◆ WRITTEN REQUEST
Quote the records in full and leave their pictures out.

── MATERIAL PROVIDED ──

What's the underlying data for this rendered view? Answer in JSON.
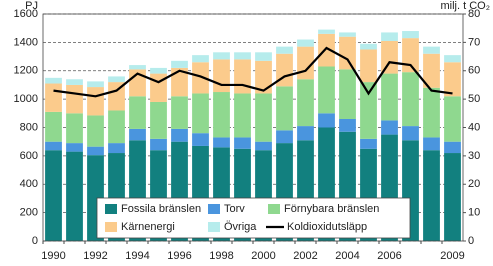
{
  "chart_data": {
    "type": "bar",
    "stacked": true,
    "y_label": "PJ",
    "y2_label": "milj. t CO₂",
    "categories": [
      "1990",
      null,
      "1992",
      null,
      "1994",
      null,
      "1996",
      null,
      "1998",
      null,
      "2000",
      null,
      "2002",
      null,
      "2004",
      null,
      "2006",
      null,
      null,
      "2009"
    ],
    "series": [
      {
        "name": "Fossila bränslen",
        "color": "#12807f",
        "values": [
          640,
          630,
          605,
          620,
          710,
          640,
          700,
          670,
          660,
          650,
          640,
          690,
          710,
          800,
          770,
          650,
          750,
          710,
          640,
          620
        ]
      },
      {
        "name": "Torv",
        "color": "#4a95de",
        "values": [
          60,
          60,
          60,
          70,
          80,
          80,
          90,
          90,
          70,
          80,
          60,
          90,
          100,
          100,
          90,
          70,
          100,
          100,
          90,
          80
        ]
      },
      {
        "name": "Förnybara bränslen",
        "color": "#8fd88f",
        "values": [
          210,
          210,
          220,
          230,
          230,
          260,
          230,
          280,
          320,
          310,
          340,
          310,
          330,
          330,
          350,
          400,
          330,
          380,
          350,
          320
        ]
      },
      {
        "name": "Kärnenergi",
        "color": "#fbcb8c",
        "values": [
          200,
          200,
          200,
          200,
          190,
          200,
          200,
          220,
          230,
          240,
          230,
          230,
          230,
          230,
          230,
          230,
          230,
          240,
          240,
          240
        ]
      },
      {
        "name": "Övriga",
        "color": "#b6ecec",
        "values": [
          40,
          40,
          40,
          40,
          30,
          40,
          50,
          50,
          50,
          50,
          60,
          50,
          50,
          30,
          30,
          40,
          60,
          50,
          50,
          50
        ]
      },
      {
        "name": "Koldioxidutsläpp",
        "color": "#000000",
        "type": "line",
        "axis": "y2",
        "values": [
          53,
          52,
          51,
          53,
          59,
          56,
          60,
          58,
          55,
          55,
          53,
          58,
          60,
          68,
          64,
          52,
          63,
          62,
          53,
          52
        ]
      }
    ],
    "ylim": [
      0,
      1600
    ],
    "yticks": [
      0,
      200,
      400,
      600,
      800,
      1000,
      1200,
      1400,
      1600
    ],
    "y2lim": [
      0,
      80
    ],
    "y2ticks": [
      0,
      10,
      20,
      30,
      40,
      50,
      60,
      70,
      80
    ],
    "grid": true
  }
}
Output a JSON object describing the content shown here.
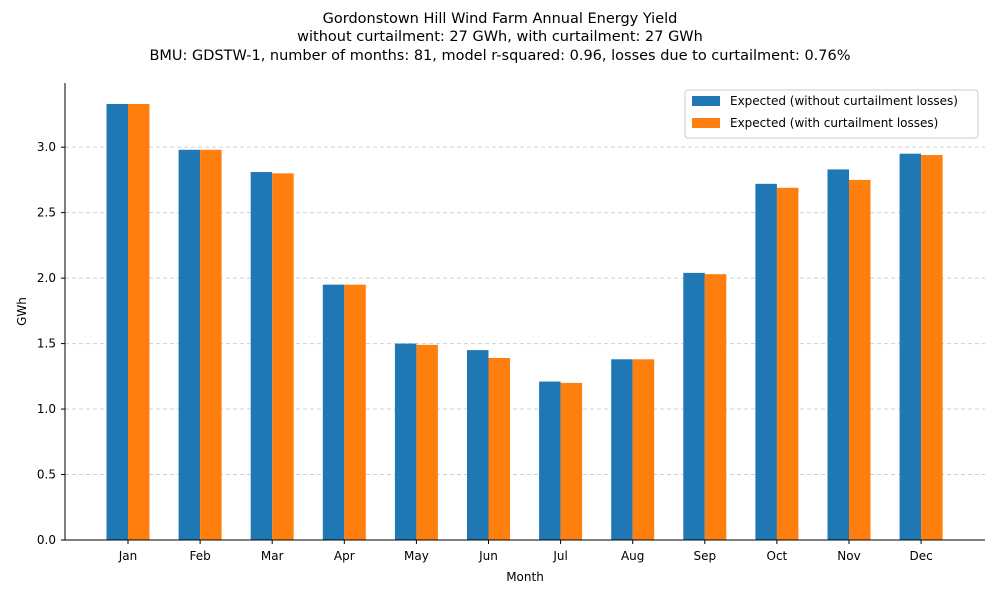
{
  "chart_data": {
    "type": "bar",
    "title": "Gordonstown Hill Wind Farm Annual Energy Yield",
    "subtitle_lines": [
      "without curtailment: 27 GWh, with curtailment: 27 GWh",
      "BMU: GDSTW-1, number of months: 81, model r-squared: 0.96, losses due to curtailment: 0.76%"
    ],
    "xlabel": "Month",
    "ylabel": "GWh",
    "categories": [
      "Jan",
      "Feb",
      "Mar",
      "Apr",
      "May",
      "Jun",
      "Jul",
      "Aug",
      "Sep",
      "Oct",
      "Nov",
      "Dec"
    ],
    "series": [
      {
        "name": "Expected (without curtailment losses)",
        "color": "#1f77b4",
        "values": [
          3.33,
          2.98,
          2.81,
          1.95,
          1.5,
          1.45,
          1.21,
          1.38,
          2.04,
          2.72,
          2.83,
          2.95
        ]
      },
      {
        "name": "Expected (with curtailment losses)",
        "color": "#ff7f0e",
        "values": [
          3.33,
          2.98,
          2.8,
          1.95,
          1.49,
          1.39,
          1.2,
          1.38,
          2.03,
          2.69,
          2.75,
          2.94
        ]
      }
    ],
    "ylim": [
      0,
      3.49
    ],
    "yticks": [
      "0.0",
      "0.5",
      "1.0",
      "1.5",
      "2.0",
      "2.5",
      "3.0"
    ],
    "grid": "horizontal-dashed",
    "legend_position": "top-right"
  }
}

───

◆ REPLY
What's the underlying data for this rendered view? Answer in JSON.
{
  "chart_data": {
    "type": "bar",
    "stacked": true,
    "y_label": "PJ",
    "y2_label": "milj. t CO₂",
    "categories": [
      "1990",
      null,
      "1992",
      null,
      "1994",
      null,
      "1996",
      null,
      "1998",
      null,
      "2000",
      null,
      "2002",
      null,
      "2004",
      null,
      "2006",
      null,
      null,
      "2009"
    ],
    "series": [
      {
        "name": "Fossila bränslen",
        "color": "#12807f",
        "values": [
          640,
          630,
          605,
          620,
          710,
          640,
          700,
          670,
          660,
          650,
          640,
          690,
          710,
          800,
          770,
          650,
          750,
          710,
          640,
          620
        ]
      },
      {
        "name": "Torv",
        "color": "#4a95de",
        "values": [
          60,
          60,
          60,
          70,
          80,
          80,
          90,
          90,
          70,
          80,
          60,
          90,
          100,
          100,
          90,
          70,
          100,
          100,
          90,
          80
        ]
      },
      {
        "name": "Förnybara bränslen",
        "color": "#8fd88f",
        "values": [
          210,
          210,
          220,
          230,
          230,
          260,
          230,
          280,
          320,
          310,
          340,
          310,
          330,
          330,
          350,
          400,
          330,
          380,
          350,
          320
        ]
      },
      {
        "name": "Kärnenergi",
        "color": "#fbcb8c",
        "values": [
          200,
          200,
          200,
          200,
          190,
          200,
          200,
          220,
          230,
          240,
          230,
          230,
          230,
          230,
          230,
          230,
          230,
          240,
          240,
          240
        ]
      },
      {
        "name": "Övriga",
        "color": "#b6ecec",
        "values": [
          40,
          40,
          40,
          40,
          30,
          40,
          50,
          50,
          50,
          50,
          60,
          50,
          50,
          30,
          30,
          40,
          60,
          50,
          50,
          50
        ]
      },
      {
        "name": "Koldioxidutsläpp",
        "color": "#000000",
        "type": "line",
        "axis": "y2",
        "values": [
          53,
          52,
          51,
          53,
          59,
          56,
          60,
          58,
          55,
          55,
          53,
          58,
          60,
          68,
          64,
          52,
          63,
          62,
          53,
          52
        ]
      }
    ],
    "ylim": [
      0,
      1600
    ],
    "yticks": [
      0,
      200,
      400,
      600,
      800,
      1000,
      1200,
      1400,
      1600
    ],
    "y2lim": [
      0,
      80
    ],
    "y2ticks": [
      0,
      10,
      20,
      30,
      40,
      50,
      60,
      70,
      80
    ],
    "grid": true
  }
}
Output a JSON object describing the content shown here.
{
  "chart_data": {
    "type": "bar",
    "title": "Gordonstown Hill Wind Farm Annual Energy Yield",
    "subtitle_lines": [
      "without curtailment: 27 GWh, with curtailment: 27 GWh",
      "BMU: GDSTW-1, number of months: 81, model r-squared: 0.96, losses due to curtailment: 0.76%"
    ],
    "xlabel": "Month",
    "ylabel": "GWh",
    "categories": [
      "Jan",
      "Feb",
      "Mar",
      "Apr",
      "May",
      "Jun",
      "Jul",
      "Aug",
      "Sep",
      "Oct",
      "Nov",
      "Dec"
    ],
    "series": [
      {
        "name": "Expected (without curtailment losses)",
        "color": "#1f77b4",
        "values": [
          3.33,
          2.98,
          2.81,
          1.95,
          1.5,
          1.45,
          1.21,
          1.38,
          2.04,
          2.72,
          2.83,
          2.95
        ]
      },
      {
        "name": "Expected (with curtailment losses)",
        "color": "#ff7f0e",
        "values": [
          3.33,
          2.98,
          2.8,
          1.95,
          1.49,
          1.39,
          1.2,
          1.38,
          2.03,
          2.69,
          2.75,
          2.94
        ]
      }
    ],
    "ylim": [
      0,
      3.49
    ],
    "yticks": [
      "0.0",
      "0.5",
      "1.0",
      "1.5",
      "2.0",
      "2.5",
      "3.0"
    ],
    "grid": "horizontal-dashed",
    "legend_position": "top-right"
  }
}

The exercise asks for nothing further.